§ Dataset records

────────────────

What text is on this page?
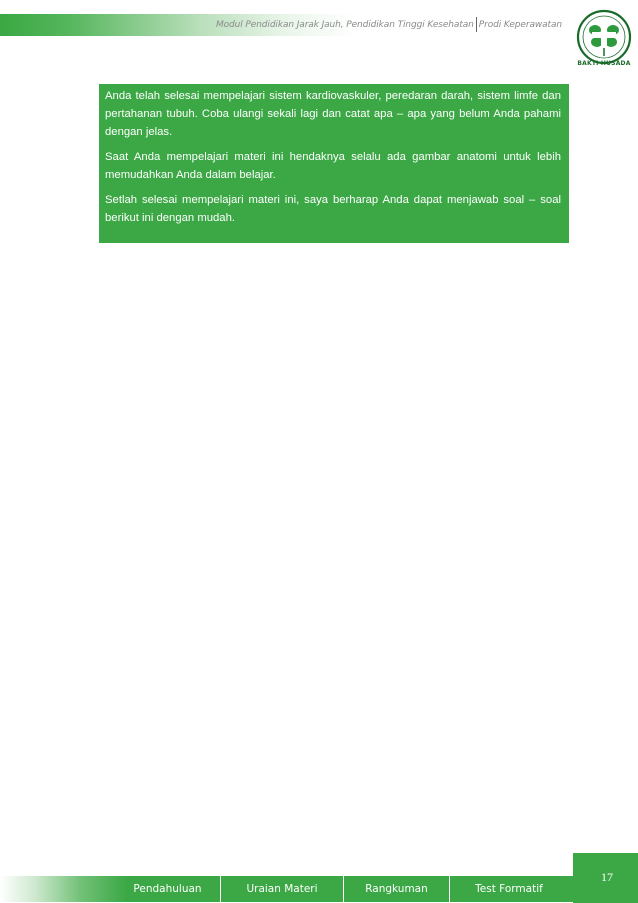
Modul Pendidikan Jarak Jauh, Pendidikan Tinggi Kesehatan Prodi Keperawatan
BAKTI HUSADA

Anda telah selesai mempelajari sistem kardiovaskuler, peredaran darah, sistem limfe dan pertahanan tubuh. Coba ulangi sekali lagi dan catat apa – apa yang belum Anda pahami dengan jelas.

Saat Anda mempelajari materi ini hendaknya selalu ada gambar anatomi untuk lebih memudahkan Anda dalam belajar.

Setlah selesai mempelajari materi ini, saya berharap Anda dapat menjawab soal – soal berikut ini dengan mudah.

17
Pendahuluan	Uraian Materi	Rangkuman	Test Formatif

────────────────

§ Problem to work on
Output all of the records exactly as they appear above, but not the pictures.

§ Exercise answer
What text is on this page?
Modul Pendidikan Jarak Jauh, Pendidikan Tinggi Kesehatan Prodi Keperawatan
BAKTI HUSADA

Anda telah selesai mempelajari sistem kardiovaskuler, peredaran darah, sistem limfe dan pertahanan tubuh. Coba ulangi sekali lagi dan catat apa – apa yang belum Anda pahami dengan jelas.

Saat Anda mempelajari materi ini hendaknya selalu ada gambar anatomi untuk lebih memudahkan Anda dalam belajar.

Setlah selesai mempelajari materi ini, saya berharap Anda dapat menjawab soal – soal berikut ini dengan mudah.

17
Pendahuluan	Uraian Materi	Rangkuman	Test Formatif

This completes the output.